WHAT IS REQUIRED: Reproduce all of the listing below without alteration.

(Dataset entries)
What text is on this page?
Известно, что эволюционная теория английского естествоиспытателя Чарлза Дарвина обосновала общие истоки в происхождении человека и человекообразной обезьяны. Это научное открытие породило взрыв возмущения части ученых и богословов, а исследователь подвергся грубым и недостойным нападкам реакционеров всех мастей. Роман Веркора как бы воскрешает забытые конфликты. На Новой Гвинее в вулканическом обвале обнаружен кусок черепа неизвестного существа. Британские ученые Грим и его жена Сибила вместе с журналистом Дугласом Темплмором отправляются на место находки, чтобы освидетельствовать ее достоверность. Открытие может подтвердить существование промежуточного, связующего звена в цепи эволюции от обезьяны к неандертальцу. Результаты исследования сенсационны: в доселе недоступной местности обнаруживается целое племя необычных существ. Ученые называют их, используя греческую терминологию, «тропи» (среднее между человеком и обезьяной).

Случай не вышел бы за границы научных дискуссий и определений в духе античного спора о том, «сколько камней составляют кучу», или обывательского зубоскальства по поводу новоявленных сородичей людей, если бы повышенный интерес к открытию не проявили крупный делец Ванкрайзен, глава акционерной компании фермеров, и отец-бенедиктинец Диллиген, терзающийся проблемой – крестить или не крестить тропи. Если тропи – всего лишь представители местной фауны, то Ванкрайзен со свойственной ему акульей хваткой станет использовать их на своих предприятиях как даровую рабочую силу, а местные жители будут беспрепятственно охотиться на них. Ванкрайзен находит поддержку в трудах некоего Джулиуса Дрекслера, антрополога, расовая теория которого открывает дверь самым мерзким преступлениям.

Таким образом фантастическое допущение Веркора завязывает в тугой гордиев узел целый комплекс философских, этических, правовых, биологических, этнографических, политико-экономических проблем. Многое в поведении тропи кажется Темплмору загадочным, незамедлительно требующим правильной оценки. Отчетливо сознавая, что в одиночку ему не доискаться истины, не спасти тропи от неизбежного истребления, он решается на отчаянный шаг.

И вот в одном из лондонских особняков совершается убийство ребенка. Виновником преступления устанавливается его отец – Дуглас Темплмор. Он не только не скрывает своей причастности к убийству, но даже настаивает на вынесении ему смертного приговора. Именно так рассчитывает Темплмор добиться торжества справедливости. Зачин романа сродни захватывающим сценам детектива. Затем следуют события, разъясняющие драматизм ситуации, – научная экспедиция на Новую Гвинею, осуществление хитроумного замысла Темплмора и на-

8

RESULT OF THIS EXERCISE:
What text is on this page?
Известно, что эволюционная теория английского естествоиспытателя Чарлза Дарвина обосновала общие истоки в происхождении человека и человекообразной обезьяны. Это научное открытие породило взрыв возмущения части ученых и богословов, а исследователь подвергся грубым и недостойным нападкам реакционеров всех мастей. Роман Веркора как бы воскрешает забытые конфликты. На Новой Гвинее в вулканическом обвале обнаружен кусок черепа неизвестного существа. Британские ученые Грим и его жена Сибила вместе с журналистом Дугласом Темплмором отправляются на место находки, чтобы освидетельствовать ее достоверность. Открытие может подтвердить существование промежуточного, связующего звена в цепи эволюции от обезьяны к неандертальцу. Результаты исследования сенсационны: в доселе недоступной местности обнаруживается целое племя необычных существ. Ученые называют их, используя греческую терминологию, «тропи» (среднее между человеком и обезьяной).

Случай не вышел бы за границы научных дискуссий и определений в духе античного спора о том, «сколько камней составляют кучу», или обывательского зубоскальства по поводу новоявленных сородичей людей, если бы повышенный интерес к открытию не проявили крупный делец Ванкрайзен, глава акционерной компании фермеров, и отец-бенедиктинец Диллиген, терзающийся проблемой – крестить или не крестить тропи. Если тропи – всего лишь представители местной фауны, то Ванкрайзен со свойственной ему акульей хваткой станет использовать их на своих предприятиях как даровую рабочую силу, а местные жители будут беспрепятственно охотиться на них. Ванкрайзен находит поддержку в трудах некоего Джулиуса Дрекслера, антрополога, расовая теория которого открывает дверь самым мерзким преступлениям.

Таким образом фантастическое допущение Веркора завязывает в тугой гордиев узел целый комплекс философских, этических, правовых, биологических, этнографических, политико-экономических проблем. Многое в поведении тропи кажется Темплмору загадочным, незамедлительно требующим правильной оценки. Отчетливо сознавая, что в одиночку ему не доискаться истины, не спасти тропи от неизбежного истребления, он решается на отчаянный шаг.

И вот в одном из лондонских особняков совершается убийство ребенка. Виновником преступления устанавливается его отец – Дуглас Темплмор. Он не только не скрывает своей причастности к убийству, но даже настаивает на вынесении ему смертного приговора. Именно так рассчитывает Темплмор добиться торжества справедливости. Зачин романа сродни захватывающим сценам детектива. Затем следуют события, разъясняющие драматизм ситуации, – научная экспедиция на Новую Гвинею, осуществление хитроумного замысла Темплмора и на-

8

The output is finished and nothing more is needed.